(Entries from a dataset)
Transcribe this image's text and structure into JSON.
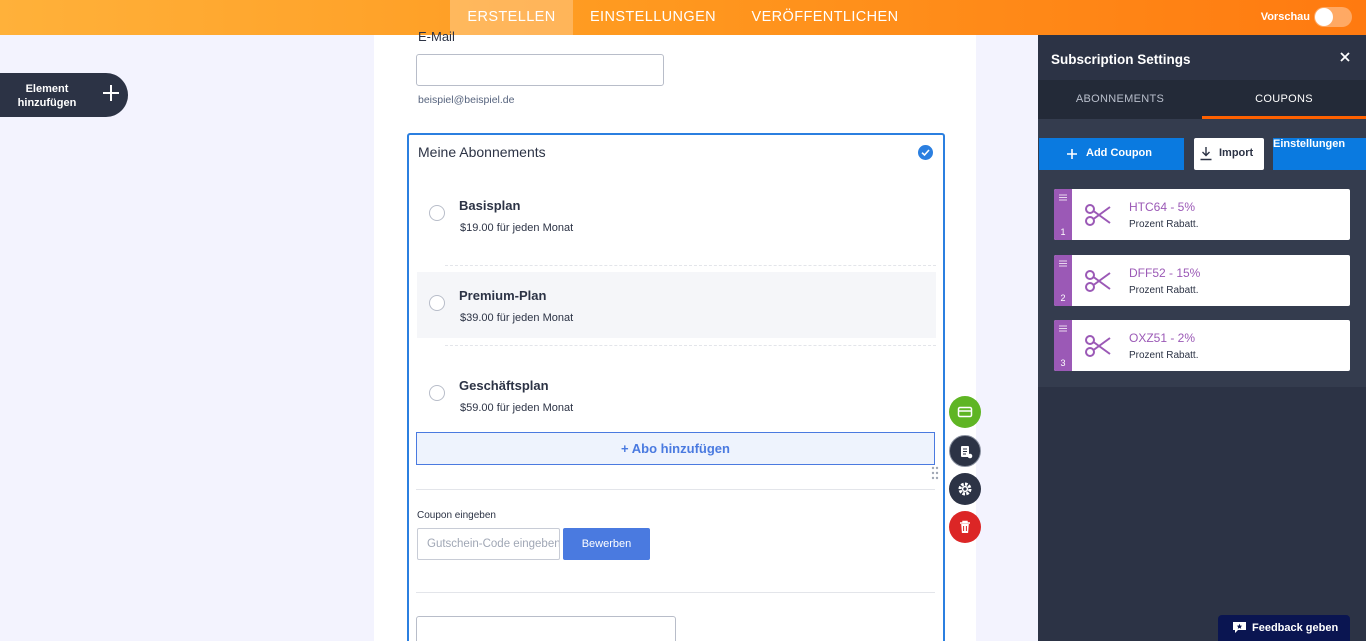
{
  "topbar": {
    "tabs": [
      {
        "label": "ERSTELLEN",
        "active": true
      },
      {
        "label": "EINSTELLUNGEN",
        "active": false
      },
      {
        "label": "VERÖFFENTLICHEN",
        "active": false
      }
    ],
    "preview_label": "Vorschau",
    "preview_enabled": false
  },
  "sidebar": {
    "add_element_label": "Element hinzufügen"
  },
  "form": {
    "email_label": "E-Mail",
    "email_value": "",
    "email_hint": "beispiel@beispiel.de",
    "product_block": {
      "title": "Meine Abonnements",
      "plans": [
        {
          "name": "Basisplan",
          "price": "$19.00 für jeden Monat"
        },
        {
          "name": "Premium-Plan",
          "price": "$39.00 für jeden Monat"
        },
        {
          "name": "Geschäftsplan",
          "price": "$59.00 für jeden Monat"
        }
      ],
      "add_plan_label": "+ Abo hinzufügen",
      "coupon_label": "Coupon eingeben",
      "coupon_placeholder": "Gutschein-Code eingeben",
      "apply_label": "Bewerben"
    }
  },
  "fab_colors": {
    "payment": "#5fb524",
    "products": "#2c3345",
    "settings": "#2c3345",
    "delete": "#dc2626"
  },
  "panel": {
    "title": "Subscription Settings",
    "tabs": [
      {
        "label": "ABONNEMENTS",
        "active": false
      },
      {
        "label": "COUPONS",
        "active": true
      }
    ],
    "buttons": {
      "add_coupon": "Add Coupon",
      "import": "Import",
      "settings": "Einstellungen"
    },
    "coupons": [
      {
        "number": "1",
        "name": "HTC64 - 5%",
        "type": "Prozent Rabatt."
      },
      {
        "number": "2",
        "name": "DFF52 - 15%",
        "type": "Prozent Rabatt."
      },
      {
        "number": "3",
        "name": "OXZ51 - 2%",
        "type": "Prozent Rabatt."
      }
    ]
  },
  "feedback_label": "Feedback geben",
  "colors": {
    "accent": "#ff6100",
    "blue": "#0a7ae0",
    "coupon_purple": "#9b59b6",
    "panel_bg": "#2c3345"
  }
}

### Exercise task
Consider the entries above and return each line with the string "hinzufügen".

### Solution to this task
    "add_element_label": "Element hinzufügen"
      "add_plan_label": "+ Abo hinzufügen",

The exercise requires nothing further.